#### Record list:
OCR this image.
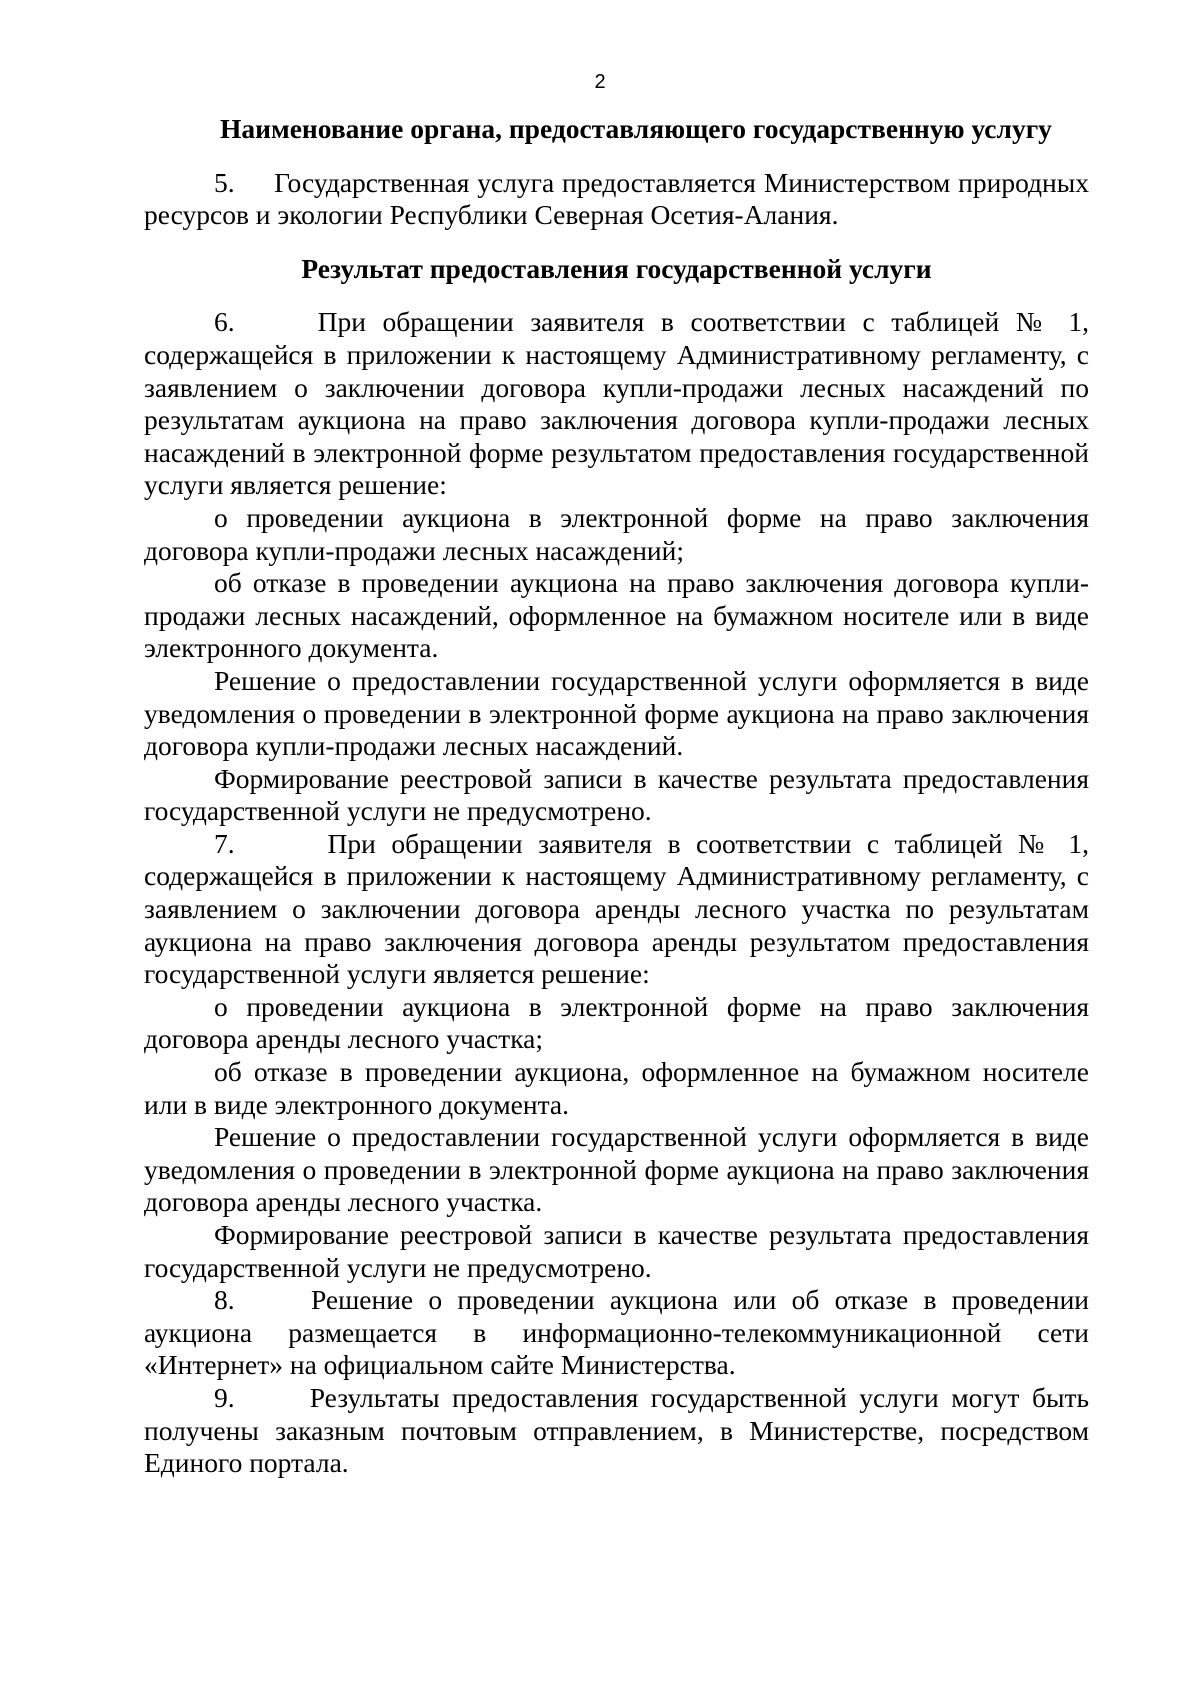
2
Наименование органа, предоставляющего государственную услугу

5.     Государственная услуга предоставляется Министерством природных ресурсов и экологии Республики Северная Осетия-Алания.

Результат предоставления государственной услуги

6.     При обращении заявителя в соответствии с таблицей № 1, содержащейся в приложении к настоящему Административному регламенту, с заявлением о заключении договора купли-продажи лесных насаждений по результатам аукциона на право заключения договора купли-продажи лесных насаждений в электронной форме результатом предоставления государственной услуги является решение:

о проведении аукциона в электронной форме на право заключения договора купли-продажи лесных насаждений;

об отказе в проведении аукциона на право заключения договора купли-продажи лесных насаждений, оформленное на бумажном носителе или в виде электронного документа.

Решение о предоставлении государственной услуги оформляется в виде уведомления о проведении в электронной форме аукциона на право заключения договора купли-продажи лесных насаждений.

Формирование реестровой записи в качестве результата предоставления государственной услуги не предусмотрено.

7.      При обращении заявителя в соответствии с таблицей № 1, содержащейся в приложении к настоящему Административному регламенту, с заявлением о заключении договора аренды лесного участка по результатам аукциона на право заключения договора аренды результатом предоставления государственной услуги является решение:

о проведении аукциона в электронной форме на право заключения договора аренды лесного участка;

об отказе в проведении аукциона, оформленное на бумажном носителе или в виде электронного документа.

Решение о предоставлении государственной услуги оформляется в виде уведомления о проведении в электронной форме аукциона на право заключения договора аренды лесного участка.

Формирование реестровой записи в качестве результата предоставления государственной услуги не предусмотрено.

8.     Решение о проведении аукциона или об отказе в проведении аукциона размещается в информационно-телекоммуникационной сети «Интернет» на официальном сайте Министерства.

9.      Результаты предоставления государственной услуги могут быть получены заказным почтовым отправлением, в Министерстве, посредством Единого портала.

#### Goal of the exercise:
Search the lines above for the string "документа" and copy each line that has it.

#### The reply:
об отказе в проведении аукциона на право заключения договора купли-продажи лесных насаждений, оформленное на бумажном носителе или в виде электронного документа.
об отказе в проведении аукциона, оформленное на бумажном носителе или в виде электронного документа.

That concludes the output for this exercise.